What you should do:
Write down every entry below once more, exactly.

Stored records:

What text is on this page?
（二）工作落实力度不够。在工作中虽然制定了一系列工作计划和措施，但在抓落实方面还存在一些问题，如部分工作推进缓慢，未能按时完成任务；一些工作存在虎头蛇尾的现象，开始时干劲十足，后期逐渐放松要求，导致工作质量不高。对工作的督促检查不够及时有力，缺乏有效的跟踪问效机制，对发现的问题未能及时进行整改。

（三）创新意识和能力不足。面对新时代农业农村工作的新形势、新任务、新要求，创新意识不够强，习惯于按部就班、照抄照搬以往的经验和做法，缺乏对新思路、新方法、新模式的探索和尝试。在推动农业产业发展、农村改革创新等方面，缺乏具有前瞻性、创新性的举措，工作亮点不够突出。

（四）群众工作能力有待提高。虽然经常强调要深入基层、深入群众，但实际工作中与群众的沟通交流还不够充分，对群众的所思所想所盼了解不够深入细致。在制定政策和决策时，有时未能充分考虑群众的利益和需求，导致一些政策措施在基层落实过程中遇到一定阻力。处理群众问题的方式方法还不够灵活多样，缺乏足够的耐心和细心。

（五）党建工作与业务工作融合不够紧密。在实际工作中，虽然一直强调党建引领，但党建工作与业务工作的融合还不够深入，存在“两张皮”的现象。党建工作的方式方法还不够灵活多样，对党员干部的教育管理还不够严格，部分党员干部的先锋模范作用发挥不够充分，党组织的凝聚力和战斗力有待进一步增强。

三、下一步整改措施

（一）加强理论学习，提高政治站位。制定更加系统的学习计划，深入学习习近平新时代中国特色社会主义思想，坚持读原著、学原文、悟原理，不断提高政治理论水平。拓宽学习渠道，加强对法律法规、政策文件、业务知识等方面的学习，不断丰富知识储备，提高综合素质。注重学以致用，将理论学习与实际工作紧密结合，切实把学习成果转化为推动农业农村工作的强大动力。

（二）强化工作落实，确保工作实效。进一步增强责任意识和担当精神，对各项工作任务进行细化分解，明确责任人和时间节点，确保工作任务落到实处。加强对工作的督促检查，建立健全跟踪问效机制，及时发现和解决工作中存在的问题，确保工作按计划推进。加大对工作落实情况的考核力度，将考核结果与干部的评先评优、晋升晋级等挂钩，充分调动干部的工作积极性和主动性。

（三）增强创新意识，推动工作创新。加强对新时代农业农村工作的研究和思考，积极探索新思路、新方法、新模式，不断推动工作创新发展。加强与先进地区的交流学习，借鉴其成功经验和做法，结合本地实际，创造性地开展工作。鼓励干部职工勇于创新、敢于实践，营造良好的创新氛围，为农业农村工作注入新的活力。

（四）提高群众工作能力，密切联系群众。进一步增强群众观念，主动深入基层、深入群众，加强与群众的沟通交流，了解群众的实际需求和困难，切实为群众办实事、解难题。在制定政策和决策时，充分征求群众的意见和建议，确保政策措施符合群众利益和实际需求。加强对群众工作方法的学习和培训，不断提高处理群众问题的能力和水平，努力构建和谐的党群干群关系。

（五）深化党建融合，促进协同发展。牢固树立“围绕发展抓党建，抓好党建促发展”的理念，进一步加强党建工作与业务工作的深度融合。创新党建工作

Right answer:
What text is on this page?
（二）工作落实力度不够。在工作中虽然制定了一系列工作计划和措施，但在抓落实方面还存在一些问题，如部分工作推进缓慢，未能按时完成任务；一些工作存在虎头蛇尾的现象，开始时干劲十足，后期逐渐放松要求，导致工作质量不高。对工作的督促检查不够及时有力，缺乏有效的跟踪问效机制，对发现的问题未能及时进行整改。

（三）创新意识和能力不足。面对新时代农业农村工作的新形势、新任务、新要求，创新意识不够强，习惯于按部就班、照抄照搬以往的经验和做法，缺乏对新思路、新方法、新模式的探索和尝试。在推动农业产业发展、农村改革创新等方面，缺乏具有前瞻性、创新性的举措，工作亮点不够突出。

（四）群众工作能力有待提高。虽然经常强调要深入基层、深入群众，但实际工作中与群众的沟通交流还不够充分，对群众的所思所想所盼了解不够深入细致。在制定政策和决策时，有时未能充分考虑群众的利益和需求，导致一些政策措施在基层落实过程中遇到一定阻力。处理群众问题的方式方法还不够灵活多样，缺乏足够的耐心和细心。

（五）党建工作与业务工作融合不够紧密。在实际工作中，虽然一直强调党建引领，但党建工作与业务工作的融合还不够深入，存在“两张皮”的现象。党建工作的方式方法还不够灵活多样，对党员干部的教育管理还不够严格，部分党员干部的先锋模范作用发挥不够充分，党组织的凝聚力和战斗力有待进一步增强。

三、下一步整改措施

（一）加强理论学习，提高政治站位。制定更加系统的学习计划，深入学习习近平新时代中国特色社会主义思想，坚持读原著、学原文、悟原理，不断提高政治理论水平。拓宽学习渠道，加强对法律法规、政策文件、业务知识等方面的学习，不断丰富知识储备，提高综合素质。注重学以致用，将理论学习与实际工作紧密结合，切实把学习成果转化为推动农业农村工作的强大动力。

（二）强化工作落实，确保工作实效。进一步增强责任意识和担当精神，对各项工作任务进行细化分解，明确责任人和时间节点，确保工作任务落到实处。加强对工作的督促检查，建立健全跟踪问效机制，及时发现和解决工作中存在的问题，确保工作按计划推进。加大对工作落实情况的考核力度，将考核结果与干部的评先评优、晋升晋级等挂钩，充分调动干部的工作积极性和主动性。

（三）增强创新意识，推动工作创新。加强对新时代农业农村工作的研究和思考，积极探索新思路、新方法、新模式，不断推动工作创新发展。加强与先进地区的交流学习，借鉴其成功经验和做法，结合本地实际，创造性地开展工作。鼓励干部职工勇于创新、敢于实践，营造良好的创新氛围，为农业农村工作注入新的活力。

（四）提高群众工作能力，密切联系群众。进一步增强群众观念，主动深入基层、深入群众，加强与群众的沟通交流，了解群众的实际需求和困难，切实为群众办实事、解难题。在制定政策和决策时，充分征求群众的意见和建议，确保政策措施符合群众利益和实际需求。加强对群众工作方法的学习和培训，不断提高处理群众问题的能力和水平，努力构建和谐的党群干群关系。

（五）深化党建融合，促进协同发展。牢固树立“围绕发展抓党建，抓好党建促发展”的理念，进一步加强党建工作与业务工作的深度融合。创新党建工作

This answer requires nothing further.